Copy out each line below exactly as it appears.

........

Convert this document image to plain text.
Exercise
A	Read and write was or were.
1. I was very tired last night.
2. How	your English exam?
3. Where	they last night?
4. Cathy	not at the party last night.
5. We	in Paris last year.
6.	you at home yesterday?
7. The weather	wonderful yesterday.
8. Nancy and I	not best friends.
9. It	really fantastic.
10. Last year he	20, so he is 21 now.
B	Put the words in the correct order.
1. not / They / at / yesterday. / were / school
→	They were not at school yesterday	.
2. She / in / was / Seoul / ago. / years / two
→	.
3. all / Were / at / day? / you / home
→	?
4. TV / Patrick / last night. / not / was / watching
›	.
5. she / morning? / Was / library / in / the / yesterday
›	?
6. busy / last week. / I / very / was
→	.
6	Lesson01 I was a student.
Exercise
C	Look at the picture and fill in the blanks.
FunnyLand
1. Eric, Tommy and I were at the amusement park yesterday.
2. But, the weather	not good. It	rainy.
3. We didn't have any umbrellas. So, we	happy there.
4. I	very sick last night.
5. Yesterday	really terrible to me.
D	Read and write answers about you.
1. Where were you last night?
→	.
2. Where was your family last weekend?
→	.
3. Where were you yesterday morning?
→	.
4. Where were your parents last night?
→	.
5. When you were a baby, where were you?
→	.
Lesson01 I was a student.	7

........

_Right answer_:
Convert this document image to plain text.
Exercise
A	Read and write was or were.
1. I was very tired last night.
2. How	your English exam?
3. Where	they last night?
4. Cathy	not at the party last night.
5. We	in Paris last year.
6.	you at home yesterday?
7. The weather	wonderful yesterday.
8. Nancy and I	not best friends.
9. It	really fantastic.
10. Last year he	20, so he is 21 now.
B	Put the words in the correct order.
1. not / They / at / yesterday. / were / school
→	They were not at school yesterday	.
2. She / in / was / Seoul / ago. / years / two
→	.
3. all / Were / at / day? / you / home
→	?
4. TV / Patrick / last night. / not / was / watching
›	.
5. she / morning? / Was / library / in / the / yesterday
›	?
6. busy / last week. / I / very / was
→	.
6	Lesson01 I was a student.
Exercise
C	Look at the picture and fill in the blanks.
FunnyLand
1. Eric, Tommy and I were at the amusement park yesterday.
2. But, the weather	not good. It	rainy.
3. We didn't have any umbrellas. So, we	happy there.
4. I	very sick last night.
5. Yesterday	really terrible to me.
D	Read and write answers about you.
1. Where were you last night?
→	.
2. Where was your family last weekend?
→	.
3. Where were you yesterday morning?
→	.
4. Where were your parents last night?
→	.
5. When you were a baby, where were you?
→	.
Lesson01 I was a student.	7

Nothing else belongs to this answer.